──────── GIVEN RECORDS ────────

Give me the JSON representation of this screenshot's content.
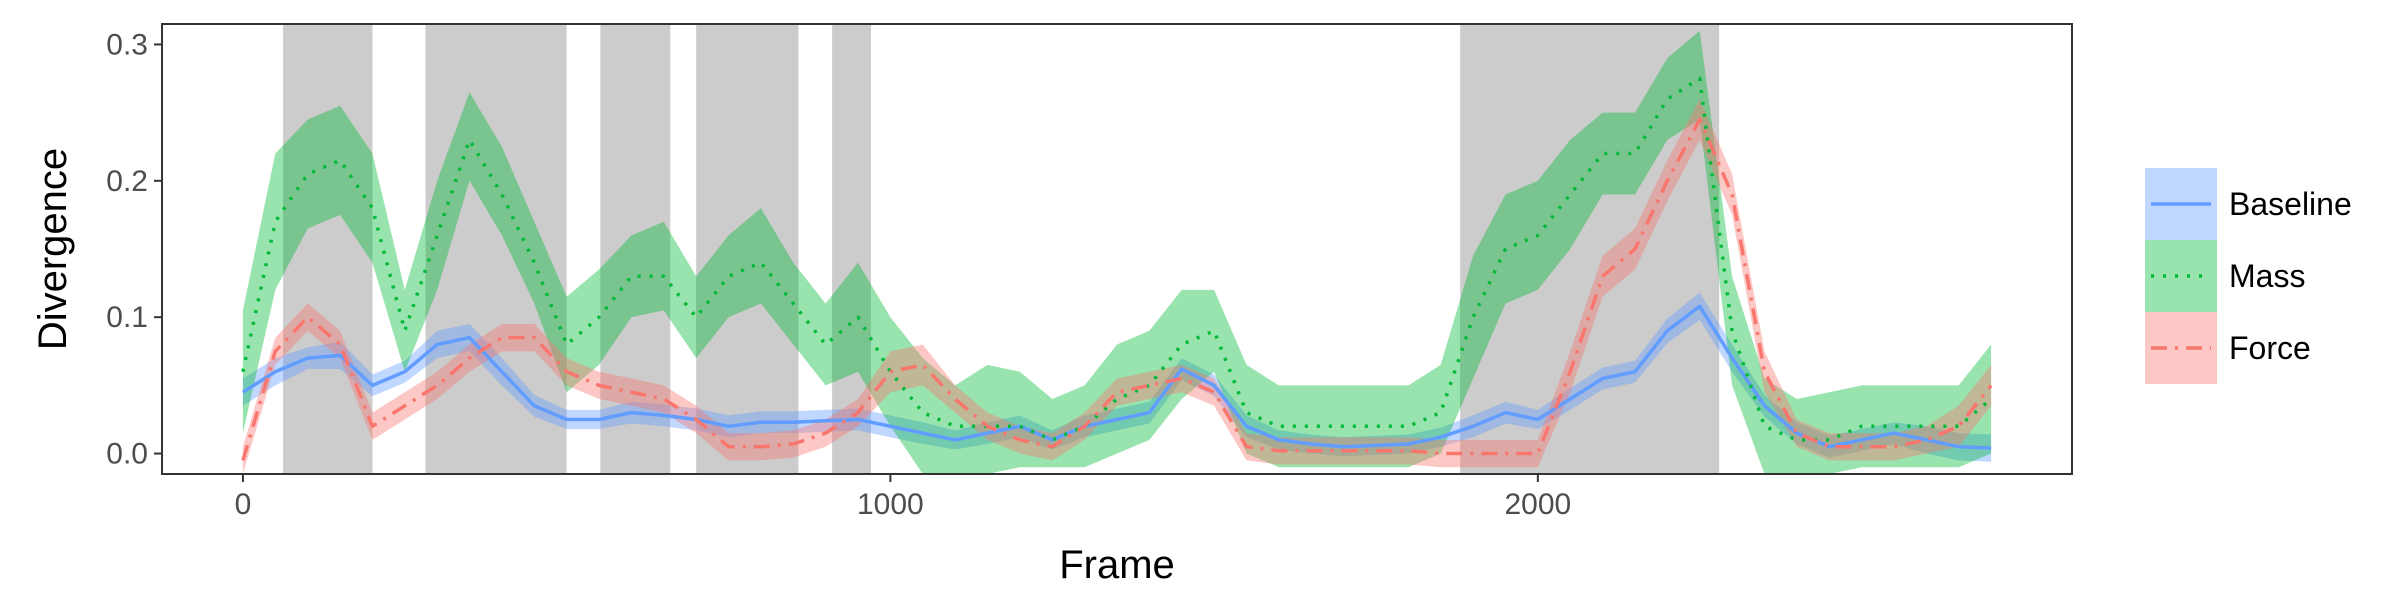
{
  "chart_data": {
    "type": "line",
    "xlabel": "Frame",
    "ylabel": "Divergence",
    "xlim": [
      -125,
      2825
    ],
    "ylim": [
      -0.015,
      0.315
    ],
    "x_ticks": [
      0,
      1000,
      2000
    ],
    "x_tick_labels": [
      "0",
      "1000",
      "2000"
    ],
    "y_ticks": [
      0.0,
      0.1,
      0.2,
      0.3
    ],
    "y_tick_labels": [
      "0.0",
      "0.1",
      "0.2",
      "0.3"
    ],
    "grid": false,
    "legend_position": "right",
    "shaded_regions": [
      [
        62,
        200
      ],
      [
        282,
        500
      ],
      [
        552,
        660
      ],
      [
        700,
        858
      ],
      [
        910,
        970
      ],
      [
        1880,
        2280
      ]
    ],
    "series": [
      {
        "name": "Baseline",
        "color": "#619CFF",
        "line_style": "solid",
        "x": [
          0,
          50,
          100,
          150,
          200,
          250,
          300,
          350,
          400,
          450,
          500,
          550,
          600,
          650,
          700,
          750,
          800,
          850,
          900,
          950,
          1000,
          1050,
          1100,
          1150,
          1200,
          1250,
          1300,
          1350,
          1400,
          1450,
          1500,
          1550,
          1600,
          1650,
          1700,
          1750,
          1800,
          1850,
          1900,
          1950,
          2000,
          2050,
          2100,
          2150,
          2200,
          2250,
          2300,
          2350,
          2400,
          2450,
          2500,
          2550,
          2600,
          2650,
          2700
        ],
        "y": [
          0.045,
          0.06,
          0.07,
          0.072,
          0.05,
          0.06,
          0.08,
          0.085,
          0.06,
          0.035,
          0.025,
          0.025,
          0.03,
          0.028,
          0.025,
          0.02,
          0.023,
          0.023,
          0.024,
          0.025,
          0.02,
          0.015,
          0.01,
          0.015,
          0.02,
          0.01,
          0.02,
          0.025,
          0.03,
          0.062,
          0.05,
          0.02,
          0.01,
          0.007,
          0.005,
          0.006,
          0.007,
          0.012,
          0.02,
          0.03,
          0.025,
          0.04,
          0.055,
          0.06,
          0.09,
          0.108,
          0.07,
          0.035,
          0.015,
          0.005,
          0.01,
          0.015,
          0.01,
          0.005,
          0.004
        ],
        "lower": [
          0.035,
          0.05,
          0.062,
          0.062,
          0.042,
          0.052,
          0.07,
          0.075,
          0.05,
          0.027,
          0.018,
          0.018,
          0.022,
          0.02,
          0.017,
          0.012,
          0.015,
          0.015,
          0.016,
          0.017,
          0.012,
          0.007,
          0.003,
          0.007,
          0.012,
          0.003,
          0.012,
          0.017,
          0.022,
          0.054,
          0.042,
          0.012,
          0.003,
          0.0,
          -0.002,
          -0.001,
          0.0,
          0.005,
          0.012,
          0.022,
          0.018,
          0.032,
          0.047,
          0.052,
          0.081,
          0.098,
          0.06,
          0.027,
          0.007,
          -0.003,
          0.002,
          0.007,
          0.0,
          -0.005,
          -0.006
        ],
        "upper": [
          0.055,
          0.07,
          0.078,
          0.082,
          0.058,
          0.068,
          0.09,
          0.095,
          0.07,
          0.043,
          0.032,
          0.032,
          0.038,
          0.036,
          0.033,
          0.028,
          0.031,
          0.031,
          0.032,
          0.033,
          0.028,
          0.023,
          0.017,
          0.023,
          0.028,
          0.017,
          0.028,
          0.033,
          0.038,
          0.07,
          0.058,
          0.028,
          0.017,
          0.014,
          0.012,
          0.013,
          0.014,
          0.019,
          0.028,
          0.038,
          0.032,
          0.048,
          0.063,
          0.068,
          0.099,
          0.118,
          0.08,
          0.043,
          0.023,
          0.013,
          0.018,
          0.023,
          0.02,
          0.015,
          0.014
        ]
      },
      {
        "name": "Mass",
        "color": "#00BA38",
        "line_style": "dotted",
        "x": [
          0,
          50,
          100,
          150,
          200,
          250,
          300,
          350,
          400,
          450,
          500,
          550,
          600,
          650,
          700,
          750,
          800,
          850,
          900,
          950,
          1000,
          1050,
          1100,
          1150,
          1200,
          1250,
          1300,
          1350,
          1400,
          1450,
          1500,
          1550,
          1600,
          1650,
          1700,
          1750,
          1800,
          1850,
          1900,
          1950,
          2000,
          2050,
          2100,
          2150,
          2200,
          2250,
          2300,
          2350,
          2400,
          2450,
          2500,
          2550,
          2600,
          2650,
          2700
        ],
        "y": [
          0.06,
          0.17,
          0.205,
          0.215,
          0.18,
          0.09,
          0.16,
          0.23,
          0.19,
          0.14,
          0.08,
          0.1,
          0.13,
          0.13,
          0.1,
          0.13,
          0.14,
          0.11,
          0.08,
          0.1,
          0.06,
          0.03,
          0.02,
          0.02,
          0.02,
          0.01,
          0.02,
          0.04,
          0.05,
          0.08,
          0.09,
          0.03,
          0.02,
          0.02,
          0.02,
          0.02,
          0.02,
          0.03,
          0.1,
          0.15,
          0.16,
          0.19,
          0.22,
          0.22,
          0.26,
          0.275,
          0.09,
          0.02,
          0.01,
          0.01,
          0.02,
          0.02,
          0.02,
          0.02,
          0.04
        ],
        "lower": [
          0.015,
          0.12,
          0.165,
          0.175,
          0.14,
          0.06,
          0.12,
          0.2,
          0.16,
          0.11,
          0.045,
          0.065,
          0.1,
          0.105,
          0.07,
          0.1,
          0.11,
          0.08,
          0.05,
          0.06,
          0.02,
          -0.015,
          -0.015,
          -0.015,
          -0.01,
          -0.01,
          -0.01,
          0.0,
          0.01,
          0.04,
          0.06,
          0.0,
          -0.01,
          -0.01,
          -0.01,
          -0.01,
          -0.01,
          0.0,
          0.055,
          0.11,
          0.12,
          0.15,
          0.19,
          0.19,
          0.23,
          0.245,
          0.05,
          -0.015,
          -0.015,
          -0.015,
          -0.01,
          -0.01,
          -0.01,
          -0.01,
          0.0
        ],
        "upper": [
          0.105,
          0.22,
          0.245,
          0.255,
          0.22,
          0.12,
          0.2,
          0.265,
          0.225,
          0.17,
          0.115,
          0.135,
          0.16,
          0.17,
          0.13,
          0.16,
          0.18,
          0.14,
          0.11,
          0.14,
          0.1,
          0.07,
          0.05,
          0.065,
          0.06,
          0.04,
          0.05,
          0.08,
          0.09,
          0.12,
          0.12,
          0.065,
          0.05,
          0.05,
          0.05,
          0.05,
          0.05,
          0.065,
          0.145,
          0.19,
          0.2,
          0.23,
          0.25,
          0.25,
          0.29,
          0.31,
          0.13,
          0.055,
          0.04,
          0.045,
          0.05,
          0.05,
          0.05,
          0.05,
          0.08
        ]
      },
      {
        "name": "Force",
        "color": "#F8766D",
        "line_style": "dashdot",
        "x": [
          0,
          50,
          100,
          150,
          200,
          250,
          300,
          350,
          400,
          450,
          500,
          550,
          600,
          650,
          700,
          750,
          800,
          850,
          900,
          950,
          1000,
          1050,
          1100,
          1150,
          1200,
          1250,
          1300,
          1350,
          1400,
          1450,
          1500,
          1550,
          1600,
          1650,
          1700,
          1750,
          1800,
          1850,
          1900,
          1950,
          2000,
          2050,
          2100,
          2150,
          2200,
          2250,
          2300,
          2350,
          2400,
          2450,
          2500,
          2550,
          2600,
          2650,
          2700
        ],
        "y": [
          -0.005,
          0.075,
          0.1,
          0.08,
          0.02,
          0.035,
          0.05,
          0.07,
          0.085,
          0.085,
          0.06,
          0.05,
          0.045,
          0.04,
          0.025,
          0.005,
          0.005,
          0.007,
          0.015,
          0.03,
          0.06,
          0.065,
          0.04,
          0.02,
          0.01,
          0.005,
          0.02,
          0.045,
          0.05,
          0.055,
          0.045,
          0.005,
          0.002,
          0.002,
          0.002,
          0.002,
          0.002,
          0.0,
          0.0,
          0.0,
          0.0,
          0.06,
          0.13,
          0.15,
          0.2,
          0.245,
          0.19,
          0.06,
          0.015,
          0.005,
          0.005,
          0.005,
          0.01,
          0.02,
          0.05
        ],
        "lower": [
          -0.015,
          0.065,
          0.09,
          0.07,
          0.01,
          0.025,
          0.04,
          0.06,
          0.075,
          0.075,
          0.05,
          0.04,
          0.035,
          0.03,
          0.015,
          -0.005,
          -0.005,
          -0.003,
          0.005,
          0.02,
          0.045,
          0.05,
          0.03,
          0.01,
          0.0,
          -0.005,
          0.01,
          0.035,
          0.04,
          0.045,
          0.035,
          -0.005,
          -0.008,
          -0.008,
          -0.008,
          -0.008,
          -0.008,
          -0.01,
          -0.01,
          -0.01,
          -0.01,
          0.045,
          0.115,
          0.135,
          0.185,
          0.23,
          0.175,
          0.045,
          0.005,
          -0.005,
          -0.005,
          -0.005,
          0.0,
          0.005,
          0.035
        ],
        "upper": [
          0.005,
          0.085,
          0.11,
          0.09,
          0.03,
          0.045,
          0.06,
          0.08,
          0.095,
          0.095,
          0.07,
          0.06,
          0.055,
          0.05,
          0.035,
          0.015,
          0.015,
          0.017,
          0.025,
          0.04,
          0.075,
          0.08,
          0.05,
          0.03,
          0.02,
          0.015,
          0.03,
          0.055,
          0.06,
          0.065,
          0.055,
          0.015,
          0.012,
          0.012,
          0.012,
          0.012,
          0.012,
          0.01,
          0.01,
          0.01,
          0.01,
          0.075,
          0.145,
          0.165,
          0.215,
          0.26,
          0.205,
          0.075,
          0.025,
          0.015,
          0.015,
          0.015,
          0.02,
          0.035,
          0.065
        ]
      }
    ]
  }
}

────────

JOB. Scan the data for the word "color" and copy every line where it shows up.

SOLUTION TO THIS PROBLEM.
        "color": "#619CFF",
        "color": "#00BA38",
        "color": "#F8766D",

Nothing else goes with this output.